=== Work task ===
Can you continue the excerpt on how storage tanks respond to blast loading from large-scale explosions, picking up right after its last sentence?

Abstract
To predict the consequences of large-scale explosions, it is desirable to understand the response of various industrial and civil structures to blast loading. To this end, a numerical study was undertaken to investigate the sensitivity of response of one such class of structure, storage tanks, to the following factors: geometry, fill level and loading. In support of this study, a series of scaled tests was conducted. These tests were used to confirm key damage mechanisms and provide validation data. Output from subsequent simulations of the scaled tests showed good agreement with equivalent experimental results. An outline of the initial numerical study, a description of the experimental programme and an overview of the subsequent validation exercise are presented and discussed.
Introduction
Large-scale explosions – defined in this study as those with a high TNT equivalency (>∼0.1 kT) and a long positive phase duration (>∼100 ms) – have the capacity to cause damage over a widespread area. These types of explosions are often caused by industrial accidents, examples of which include the 2020 Beirut Port Explosion, 2015 Tianjin Port Explosions and 2005 Buncefield Disaster, with TNT equivalencies of 0.5-1.1 kt (Rigby et al., 2020), 0.39 kt (Fu et al., 2016) and 0.1 kt (Atkinson, 2011) respectively. Substantial structural damage was observed as a result of each of these events, with window breakage being reported kilometres away from the detonations (Al-Hajj et al., 2021; Huang and Zhang, 2015; British Geological Survey, n.d).
Infrastructure such as portal steel-framed warehouses and storage tanks are often found in locations where industrial accidents may occur. For example, during post-event analysis of the Buncefield disaster (Atkinson, 2011), these were the main types of structure that were assessed for damage due to their prevalence in the area. For this reason, it is important to understand how they respond structurally to blast from large-scale explosions.
A number of studies have explored the response of storage tanks to blast. For example, Lu et al. (2019) conducted both numerical analyses and scaled experimental tests on roofless storage tanks to explosions of 1500 kg and 380 kg TNT equivalent at a standoff of 25 m. Their findings showed that the tanks under consideration plastically deformed under the blast loading, but the liquid level acted to reduce the level of damage. Al-Yacouby et al. (2021) conducted a numerical study with a similar roofless tank and blast environment, varying both wall thickness and liquid level. Their findings, however, suggested that the influence of liquid level was minimal. Based on precedent, during large-scale blast events, the explosive yield would typically be at least 100 times greater than that considered in both aforementioned studies, which in turn may significantly alter the response of storage tanks in comparison.

=== Given data ===
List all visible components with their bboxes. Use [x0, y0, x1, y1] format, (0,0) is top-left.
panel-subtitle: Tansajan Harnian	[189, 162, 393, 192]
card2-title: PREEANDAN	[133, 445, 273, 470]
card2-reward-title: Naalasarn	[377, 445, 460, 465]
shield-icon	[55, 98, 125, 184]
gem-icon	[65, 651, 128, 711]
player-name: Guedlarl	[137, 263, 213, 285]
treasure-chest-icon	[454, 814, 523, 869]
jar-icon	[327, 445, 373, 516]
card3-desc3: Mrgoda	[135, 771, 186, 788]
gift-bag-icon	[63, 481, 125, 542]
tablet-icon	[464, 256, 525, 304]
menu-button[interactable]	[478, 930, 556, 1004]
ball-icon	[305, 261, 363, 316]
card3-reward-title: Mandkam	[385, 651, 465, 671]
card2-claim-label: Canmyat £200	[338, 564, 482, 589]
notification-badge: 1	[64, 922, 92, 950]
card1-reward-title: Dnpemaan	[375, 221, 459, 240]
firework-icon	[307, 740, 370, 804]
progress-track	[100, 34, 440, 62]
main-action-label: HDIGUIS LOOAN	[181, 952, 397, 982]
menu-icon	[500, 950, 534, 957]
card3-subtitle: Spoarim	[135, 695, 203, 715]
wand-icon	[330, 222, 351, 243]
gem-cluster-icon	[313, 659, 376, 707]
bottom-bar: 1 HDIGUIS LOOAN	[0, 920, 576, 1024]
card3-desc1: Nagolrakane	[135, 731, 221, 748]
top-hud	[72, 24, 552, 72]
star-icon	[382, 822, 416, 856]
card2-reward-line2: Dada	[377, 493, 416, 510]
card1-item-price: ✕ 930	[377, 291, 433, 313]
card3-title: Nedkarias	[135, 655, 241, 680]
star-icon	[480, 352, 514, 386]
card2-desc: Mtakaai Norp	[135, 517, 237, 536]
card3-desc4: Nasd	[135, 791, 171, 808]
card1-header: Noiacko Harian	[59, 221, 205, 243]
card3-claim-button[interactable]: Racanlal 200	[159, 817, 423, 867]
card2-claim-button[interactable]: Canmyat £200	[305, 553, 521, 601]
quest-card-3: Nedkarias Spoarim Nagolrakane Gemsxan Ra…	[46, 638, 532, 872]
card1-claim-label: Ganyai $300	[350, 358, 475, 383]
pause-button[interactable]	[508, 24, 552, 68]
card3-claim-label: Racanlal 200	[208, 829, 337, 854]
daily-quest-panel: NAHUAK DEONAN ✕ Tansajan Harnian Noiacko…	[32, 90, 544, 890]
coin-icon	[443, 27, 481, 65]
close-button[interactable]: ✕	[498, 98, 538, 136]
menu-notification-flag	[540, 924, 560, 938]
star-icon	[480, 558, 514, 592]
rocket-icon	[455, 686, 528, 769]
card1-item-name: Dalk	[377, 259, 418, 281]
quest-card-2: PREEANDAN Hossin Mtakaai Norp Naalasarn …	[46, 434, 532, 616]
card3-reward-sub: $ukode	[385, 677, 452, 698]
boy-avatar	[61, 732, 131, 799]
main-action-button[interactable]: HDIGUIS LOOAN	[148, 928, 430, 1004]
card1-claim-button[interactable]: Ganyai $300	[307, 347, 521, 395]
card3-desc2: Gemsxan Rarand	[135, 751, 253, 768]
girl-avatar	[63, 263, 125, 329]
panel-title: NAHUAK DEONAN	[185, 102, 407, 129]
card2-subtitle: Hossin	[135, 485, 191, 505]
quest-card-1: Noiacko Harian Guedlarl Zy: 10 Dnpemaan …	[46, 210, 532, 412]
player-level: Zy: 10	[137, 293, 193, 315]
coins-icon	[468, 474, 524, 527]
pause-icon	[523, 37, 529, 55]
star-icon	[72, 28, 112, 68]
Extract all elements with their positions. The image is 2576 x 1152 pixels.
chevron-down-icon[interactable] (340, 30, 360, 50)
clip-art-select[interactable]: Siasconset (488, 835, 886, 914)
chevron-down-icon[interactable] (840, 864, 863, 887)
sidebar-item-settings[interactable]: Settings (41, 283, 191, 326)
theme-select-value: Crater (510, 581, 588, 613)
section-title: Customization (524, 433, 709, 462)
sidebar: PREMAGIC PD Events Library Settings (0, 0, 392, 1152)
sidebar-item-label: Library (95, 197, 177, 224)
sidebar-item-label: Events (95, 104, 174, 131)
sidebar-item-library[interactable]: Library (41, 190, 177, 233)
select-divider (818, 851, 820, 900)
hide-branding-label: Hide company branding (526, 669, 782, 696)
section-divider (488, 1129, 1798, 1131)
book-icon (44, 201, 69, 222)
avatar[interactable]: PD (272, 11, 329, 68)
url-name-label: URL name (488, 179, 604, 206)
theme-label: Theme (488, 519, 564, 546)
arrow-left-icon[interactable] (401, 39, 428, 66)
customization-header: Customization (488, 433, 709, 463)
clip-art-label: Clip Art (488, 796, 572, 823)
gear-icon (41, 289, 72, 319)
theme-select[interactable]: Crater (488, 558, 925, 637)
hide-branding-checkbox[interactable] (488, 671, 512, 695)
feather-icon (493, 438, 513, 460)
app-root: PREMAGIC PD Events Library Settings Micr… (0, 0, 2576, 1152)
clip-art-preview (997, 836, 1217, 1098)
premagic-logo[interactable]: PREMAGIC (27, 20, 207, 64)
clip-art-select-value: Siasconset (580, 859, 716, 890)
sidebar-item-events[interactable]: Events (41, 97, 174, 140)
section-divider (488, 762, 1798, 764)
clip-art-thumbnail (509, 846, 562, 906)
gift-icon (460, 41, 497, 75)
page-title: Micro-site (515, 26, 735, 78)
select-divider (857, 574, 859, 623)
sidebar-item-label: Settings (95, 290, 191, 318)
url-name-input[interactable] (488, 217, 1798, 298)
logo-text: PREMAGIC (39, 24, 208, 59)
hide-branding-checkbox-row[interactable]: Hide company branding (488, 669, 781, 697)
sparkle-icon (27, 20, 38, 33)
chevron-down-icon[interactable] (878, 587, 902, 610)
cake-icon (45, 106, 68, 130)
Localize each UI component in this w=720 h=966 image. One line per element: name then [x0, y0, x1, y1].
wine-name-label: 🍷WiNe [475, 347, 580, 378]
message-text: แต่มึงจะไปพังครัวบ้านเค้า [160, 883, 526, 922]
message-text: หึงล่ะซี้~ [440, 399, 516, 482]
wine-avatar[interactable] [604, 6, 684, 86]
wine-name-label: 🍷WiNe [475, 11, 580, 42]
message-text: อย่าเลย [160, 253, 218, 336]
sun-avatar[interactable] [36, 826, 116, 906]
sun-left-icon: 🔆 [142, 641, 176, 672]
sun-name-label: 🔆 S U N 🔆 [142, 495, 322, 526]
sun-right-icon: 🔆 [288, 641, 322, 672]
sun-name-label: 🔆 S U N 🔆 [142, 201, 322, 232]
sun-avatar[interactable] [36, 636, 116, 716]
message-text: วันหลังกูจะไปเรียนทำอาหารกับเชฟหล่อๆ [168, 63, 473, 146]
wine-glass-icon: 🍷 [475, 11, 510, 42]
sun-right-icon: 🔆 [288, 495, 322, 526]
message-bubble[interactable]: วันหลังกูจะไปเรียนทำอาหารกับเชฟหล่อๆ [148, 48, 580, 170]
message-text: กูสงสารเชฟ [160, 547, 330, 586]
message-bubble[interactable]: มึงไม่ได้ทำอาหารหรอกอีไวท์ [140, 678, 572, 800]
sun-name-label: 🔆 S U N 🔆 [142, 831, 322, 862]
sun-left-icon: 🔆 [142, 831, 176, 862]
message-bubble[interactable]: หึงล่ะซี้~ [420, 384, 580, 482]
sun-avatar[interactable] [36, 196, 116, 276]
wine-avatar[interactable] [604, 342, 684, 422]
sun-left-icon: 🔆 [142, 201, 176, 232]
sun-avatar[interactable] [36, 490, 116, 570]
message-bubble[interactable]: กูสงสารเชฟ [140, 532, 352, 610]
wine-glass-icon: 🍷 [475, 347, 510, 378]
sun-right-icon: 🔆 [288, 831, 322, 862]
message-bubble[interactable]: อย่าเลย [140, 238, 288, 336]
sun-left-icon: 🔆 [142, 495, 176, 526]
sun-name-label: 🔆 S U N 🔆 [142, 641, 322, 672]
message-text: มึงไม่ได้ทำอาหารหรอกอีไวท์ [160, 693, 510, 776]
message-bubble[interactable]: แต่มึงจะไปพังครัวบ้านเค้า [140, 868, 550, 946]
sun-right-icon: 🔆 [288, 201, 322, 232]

=== Result ===
The study discussed herein explored the response of cylindrical fluid storage tanks to blast events more akin to large-scale industrial accidents. This included the design of a typical fluid storage tank followed by a full-scale numerical investigation of tank structural response to blast with variations in fill-level, tank diameter and standoff distance, through which key damage mechanisms were identified. To confirm the validity of these mechanisms, a series of scaled experimental tests were also conducted. Finally, model validation, using data from the tests, was undertaken. All initial modelling was carried out using an ‘uncoupled’ methodology, whereby the blast load on the tank was calculated using a hydrocode with a rigid representation of the structure. The pressures acting on the rigid representation were extracted and then mapped on to a deformable structure in a Finite Element (FE) code to solve for structural response. As a follow up to this study however, an alternative, coupled fluid-structure interaction (FSI), methodology was adopted to determine the key differences between, and advantages and limitations of, the two approaches. The results obtained using the coupled methodology are presented briefly at the end of this article.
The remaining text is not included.